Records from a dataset
• • • •
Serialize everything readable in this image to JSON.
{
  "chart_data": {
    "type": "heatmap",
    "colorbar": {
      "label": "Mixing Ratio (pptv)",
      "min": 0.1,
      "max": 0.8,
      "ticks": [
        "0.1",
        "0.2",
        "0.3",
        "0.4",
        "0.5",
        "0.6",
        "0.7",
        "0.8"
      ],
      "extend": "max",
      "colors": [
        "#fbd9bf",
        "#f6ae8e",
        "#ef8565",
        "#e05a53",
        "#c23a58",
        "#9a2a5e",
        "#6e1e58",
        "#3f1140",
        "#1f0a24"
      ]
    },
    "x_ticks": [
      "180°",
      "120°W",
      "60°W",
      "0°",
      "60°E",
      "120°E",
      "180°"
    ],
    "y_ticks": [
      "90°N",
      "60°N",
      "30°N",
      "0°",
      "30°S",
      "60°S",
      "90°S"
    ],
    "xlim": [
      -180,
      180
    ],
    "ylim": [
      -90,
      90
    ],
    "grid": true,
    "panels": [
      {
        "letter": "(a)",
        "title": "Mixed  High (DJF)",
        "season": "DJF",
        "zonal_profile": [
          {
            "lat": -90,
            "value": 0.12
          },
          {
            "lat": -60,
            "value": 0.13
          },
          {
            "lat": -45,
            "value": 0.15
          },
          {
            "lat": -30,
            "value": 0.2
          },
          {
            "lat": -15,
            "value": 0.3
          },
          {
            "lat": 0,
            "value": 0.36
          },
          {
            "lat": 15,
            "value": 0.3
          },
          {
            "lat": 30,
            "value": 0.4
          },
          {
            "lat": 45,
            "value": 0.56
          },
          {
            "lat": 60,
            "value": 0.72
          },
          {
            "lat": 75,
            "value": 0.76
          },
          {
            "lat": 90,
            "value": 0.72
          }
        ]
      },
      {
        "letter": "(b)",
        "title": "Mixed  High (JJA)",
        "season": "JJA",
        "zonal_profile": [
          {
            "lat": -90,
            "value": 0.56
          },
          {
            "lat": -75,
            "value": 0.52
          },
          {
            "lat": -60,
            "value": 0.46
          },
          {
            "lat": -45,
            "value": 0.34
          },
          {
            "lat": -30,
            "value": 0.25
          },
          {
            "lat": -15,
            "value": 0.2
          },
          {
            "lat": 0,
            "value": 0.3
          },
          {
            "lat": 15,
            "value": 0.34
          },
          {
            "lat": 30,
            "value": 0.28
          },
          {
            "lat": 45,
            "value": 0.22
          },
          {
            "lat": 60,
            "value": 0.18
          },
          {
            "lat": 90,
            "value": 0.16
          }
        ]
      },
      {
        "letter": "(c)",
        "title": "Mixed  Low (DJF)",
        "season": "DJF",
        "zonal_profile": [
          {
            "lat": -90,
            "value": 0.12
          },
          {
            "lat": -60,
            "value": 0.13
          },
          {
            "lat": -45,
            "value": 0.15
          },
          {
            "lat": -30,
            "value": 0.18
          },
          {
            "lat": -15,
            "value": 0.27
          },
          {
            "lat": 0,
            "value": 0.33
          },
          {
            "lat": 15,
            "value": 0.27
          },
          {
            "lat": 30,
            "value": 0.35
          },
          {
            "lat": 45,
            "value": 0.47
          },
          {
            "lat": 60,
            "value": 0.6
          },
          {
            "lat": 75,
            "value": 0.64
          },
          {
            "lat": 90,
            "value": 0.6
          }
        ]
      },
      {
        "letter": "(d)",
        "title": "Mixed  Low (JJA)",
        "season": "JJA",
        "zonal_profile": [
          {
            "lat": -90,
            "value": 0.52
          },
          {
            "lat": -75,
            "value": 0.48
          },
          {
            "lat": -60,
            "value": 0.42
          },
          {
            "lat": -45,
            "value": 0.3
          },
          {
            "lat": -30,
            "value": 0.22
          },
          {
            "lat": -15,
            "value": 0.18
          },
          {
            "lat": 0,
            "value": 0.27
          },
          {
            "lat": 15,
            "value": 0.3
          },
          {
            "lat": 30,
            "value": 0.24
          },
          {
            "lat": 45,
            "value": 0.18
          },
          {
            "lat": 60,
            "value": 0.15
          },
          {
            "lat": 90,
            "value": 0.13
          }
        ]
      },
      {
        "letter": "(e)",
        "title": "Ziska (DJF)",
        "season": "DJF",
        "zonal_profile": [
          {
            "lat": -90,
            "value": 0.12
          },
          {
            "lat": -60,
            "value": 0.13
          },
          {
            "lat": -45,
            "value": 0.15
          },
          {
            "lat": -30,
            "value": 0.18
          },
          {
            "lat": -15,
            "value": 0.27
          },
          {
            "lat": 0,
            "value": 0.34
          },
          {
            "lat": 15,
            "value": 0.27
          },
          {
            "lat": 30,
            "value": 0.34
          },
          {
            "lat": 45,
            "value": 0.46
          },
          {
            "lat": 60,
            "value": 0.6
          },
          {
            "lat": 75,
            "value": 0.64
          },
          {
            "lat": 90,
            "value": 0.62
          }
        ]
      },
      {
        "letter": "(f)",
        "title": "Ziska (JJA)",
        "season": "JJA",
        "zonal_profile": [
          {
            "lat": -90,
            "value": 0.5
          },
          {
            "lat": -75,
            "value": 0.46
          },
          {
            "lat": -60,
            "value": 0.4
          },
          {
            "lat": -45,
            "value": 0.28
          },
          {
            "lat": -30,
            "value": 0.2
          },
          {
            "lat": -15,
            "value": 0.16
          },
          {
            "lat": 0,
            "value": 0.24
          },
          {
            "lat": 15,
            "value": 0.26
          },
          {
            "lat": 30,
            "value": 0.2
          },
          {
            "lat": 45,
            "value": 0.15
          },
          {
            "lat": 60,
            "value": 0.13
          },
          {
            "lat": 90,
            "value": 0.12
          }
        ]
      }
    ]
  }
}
• • • •
** EXERCISE **
Copy out each line of the records that holds the string "Mixed".

** FINAL RESULT **
        "title": "Mixed  High (DJF)",
        "title": "Mixed  High (JJA)",
        "title": "Mixed  Low (DJF)",
        "title": "Mixed  Low (JJA)",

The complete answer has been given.